Print all of the data exactly as written.

►

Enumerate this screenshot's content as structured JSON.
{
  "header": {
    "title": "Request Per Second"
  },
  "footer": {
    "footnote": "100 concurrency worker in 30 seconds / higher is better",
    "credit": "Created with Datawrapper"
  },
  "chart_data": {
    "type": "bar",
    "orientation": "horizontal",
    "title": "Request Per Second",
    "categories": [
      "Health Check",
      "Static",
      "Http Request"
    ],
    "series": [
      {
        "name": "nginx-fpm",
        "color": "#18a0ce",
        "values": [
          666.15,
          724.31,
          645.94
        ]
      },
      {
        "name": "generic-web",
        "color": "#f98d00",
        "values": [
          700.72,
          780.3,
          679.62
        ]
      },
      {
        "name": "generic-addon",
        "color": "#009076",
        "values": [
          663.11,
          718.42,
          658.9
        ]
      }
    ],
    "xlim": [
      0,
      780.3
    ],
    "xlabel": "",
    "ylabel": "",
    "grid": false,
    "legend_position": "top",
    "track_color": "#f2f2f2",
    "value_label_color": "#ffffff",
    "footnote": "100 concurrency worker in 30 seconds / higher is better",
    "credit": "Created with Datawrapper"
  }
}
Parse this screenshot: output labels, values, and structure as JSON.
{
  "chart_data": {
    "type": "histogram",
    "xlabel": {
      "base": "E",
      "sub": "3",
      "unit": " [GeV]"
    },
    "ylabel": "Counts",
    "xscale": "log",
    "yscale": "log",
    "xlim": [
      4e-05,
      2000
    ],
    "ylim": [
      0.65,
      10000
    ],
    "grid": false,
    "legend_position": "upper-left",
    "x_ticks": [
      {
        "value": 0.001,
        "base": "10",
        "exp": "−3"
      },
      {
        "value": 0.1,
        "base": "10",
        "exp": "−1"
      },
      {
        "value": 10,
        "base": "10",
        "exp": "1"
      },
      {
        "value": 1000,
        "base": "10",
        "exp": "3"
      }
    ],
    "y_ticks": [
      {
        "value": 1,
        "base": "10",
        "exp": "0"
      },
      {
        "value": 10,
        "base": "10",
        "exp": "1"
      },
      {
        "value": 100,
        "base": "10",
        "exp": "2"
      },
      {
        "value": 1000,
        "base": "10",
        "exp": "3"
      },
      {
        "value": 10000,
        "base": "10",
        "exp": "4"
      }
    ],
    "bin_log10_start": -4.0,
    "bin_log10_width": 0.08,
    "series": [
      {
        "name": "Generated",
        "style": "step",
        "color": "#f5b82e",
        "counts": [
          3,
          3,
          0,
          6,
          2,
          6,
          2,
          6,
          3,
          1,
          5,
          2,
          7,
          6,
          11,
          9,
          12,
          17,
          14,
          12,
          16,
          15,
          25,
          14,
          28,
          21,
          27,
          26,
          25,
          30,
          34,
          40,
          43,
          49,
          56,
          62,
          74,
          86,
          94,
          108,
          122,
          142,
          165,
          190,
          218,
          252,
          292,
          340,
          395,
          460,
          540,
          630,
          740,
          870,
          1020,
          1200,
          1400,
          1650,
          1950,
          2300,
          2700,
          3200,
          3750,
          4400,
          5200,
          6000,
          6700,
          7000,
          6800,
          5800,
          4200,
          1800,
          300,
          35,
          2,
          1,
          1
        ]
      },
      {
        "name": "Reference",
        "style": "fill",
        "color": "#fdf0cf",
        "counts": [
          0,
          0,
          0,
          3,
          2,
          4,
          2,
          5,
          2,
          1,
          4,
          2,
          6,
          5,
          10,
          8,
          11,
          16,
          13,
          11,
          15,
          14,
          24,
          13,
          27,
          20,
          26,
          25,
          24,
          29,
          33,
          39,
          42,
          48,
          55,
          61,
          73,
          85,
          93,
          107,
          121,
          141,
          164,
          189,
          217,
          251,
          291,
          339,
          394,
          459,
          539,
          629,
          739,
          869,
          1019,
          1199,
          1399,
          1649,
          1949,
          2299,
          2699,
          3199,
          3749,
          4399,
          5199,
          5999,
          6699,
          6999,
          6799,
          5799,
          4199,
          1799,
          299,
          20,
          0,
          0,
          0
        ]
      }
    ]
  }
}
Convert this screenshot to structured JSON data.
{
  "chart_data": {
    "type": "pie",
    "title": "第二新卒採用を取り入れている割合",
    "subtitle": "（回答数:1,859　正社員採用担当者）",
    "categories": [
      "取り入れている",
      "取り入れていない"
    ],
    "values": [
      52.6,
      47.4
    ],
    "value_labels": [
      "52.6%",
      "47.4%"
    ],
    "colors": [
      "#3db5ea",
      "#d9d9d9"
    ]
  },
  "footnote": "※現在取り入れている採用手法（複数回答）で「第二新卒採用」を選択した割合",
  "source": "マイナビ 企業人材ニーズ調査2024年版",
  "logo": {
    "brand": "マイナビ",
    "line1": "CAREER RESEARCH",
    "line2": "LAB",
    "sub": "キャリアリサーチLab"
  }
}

◄

| Answer below |
Enumerate this screenshot's content as structured JSON.
{
  "header": {
    "title": "Request Per Second"
  },
  "footer": {
    "footnote": "100 concurrency worker in 30 seconds / higher is better",
    "credit": "Created with Datawrapper"
  },
  "chart_data": {
    "type": "bar",
    "orientation": "horizontal",
    "title": "Request Per Second",
    "categories": [
      "Health Check",
      "Static",
      "Http Request"
    ],
    "series": [
      {
        "name": "nginx-fpm",
        "color": "#18a0ce",
        "values": [
          666.15,
          724.31,
          645.94
        ]
      },
      {
        "name": "generic-web",
        "color": "#f98d00",
        "values": [
          700.72,
          780.3,
          679.62
        ]
      },
      {
        "name": "generic-addon",
        "color": "#009076",
        "values": [
          663.11,
          718.42,
          658.9
        ]
      }
    ],
    "xlim": [
      0,
      780.3
    ],
    "xlabel": "",
    "ylabel": "",
    "grid": false,
    "legend_position": "top",
    "track_color": "#f2f2f2",
    "value_label_color": "#ffffff",
    "footnote": "100 concurrency worker in 30 seconds / higher is better",
    "credit": "Created with Datawrapper"
  }
}
Parse this screenshot: output labels, values, and structure as JSON.
{
  "chart_data": {
    "type": "histogram",
    "xlabel": {
      "base": "E",
      "sub": "3",
      "unit": " [GeV]"
    },
    "ylabel": "Counts",
    "xscale": "log",
    "yscale": "log",
    "xlim": [
      4e-05,
      2000
    ],
    "ylim": [
      0.65,
      10000
    ],
    "grid": false,
    "legend_position": "upper-left",
    "x_ticks": [
      {
        "value": 0.001,
        "base": "10",
        "exp": "−3"
      },
      {
        "value": 0.1,
        "base": "10",
        "exp": "−1"
      },
      {
        "value": 10,
        "base": "10",
        "exp": "1"
      },
      {
        "value": 1000,
        "base": "10",
        "exp": "3"
      }
    ],
    "y_ticks": [
      {
        "value": 1,
        "base": "10",
        "exp": "0"
      },
      {
        "value": 10,
        "base": "10",
        "exp": "1"
      },
      {
        "value": 100,
        "base": "10",
        "exp": "2"
      },
      {
        "value": 1000,
        "base": "10",
        "exp": "3"
      },
      {
        "value": 10000,
        "base": "10",
        "exp": "4"
      }
    ],
    "bin_log10_start": -4.0,
    "bin_log10_width": 0.08,
    "series": [
      {
        "name": "Generated",
        "style": "step",
        "color": "#f5b82e",
        "counts": [
          3,
          3,
          0,
          6,
          2,
          6,
          2,
          6,
          3,
          1,
          5,
          2,
          7,
          6,
          11,
          9,
          12,
          17,
          14,
          12,
          16,
          15,
          25,
          14,
          28,
          21,
          27,
          26,
          25,
          30,
          34,
          40,
          43,
          49,
          56,
          62,
          74,
          86,
          94,
          108,
          122,
          142,
          165,
          190,
          218,
          252,
          292,
          340,
          395,
          460,
          540,
          630,
          740,
          870,
          1020,
          1200,
          1400,
          1650,
          1950,
          2300,
          2700,
          3200,
          3750,
          4400,
          5200,
          6000,
          6700,
          7000,
          6800,
          5800,
          4200,
          1800,
          300,
          35,
          2,
          1,
          1
        ]
      },
      {
        "name": "Reference",
        "style": "fill",
        "color": "#fdf0cf",
        "counts": [
          0,
          0,
          0,
          3,
          2,
          4,
          2,
          5,
          2,
          1,
          4,
          2,
          6,
          5,
          10,
          8,
          11,
          16,
          13,
          11,
          15,
          14,
          24,
          13,
          27,
          20,
          26,
          25,
          24,
          29,
          33,
          39,
          42,
          48,
          55,
          61,
          73,
          85,
          93,
          107,
          121,
          141,
          164,
          189,
          217,
          251,
          291,
          339,
          394,
          459,
          539,
          629,
          739,
          869,
          1019,
          1199,
          1399,
          1649,
          1949,
          2299,
          2699,
          3199,
          3749,
          4399,
          5199,
          5999,
          6699,
          6999,
          6799,
          5799,
          4199,
          1799,
          299,
          20,
          0,
          0,
          0
        ]
      }
    ]
  }
}
Convert this screenshot to structured JSON data.
{
  "chart_data": {
    "type": "pie",
    "title": "第二新卒採用を取り入れている割合",
    "subtitle": "（回答数:1,859　正社員採用担当者）",
    "categories": [
      "取り入れている",
      "取り入れていない"
    ],
    "values": [
      52.6,
      47.4
    ],
    "value_labels": [
      "52.6%",
      "47.4%"
    ],
    "colors": [
      "#3db5ea",
      "#d9d9d9"
    ]
  },
  "footnote": "※現在取り入れている採用手法（複数回答）で「第二新卒採用」を選択した割合",
  "source": "マイナビ 企業人材ニーズ調査2024年版",
  "logo": {
    "brand": "マイナビ",
    "line1": "CAREER RESEARCH",
    "line2": "LAB",
    "sub": "キャリアリサーチLab"
  }
}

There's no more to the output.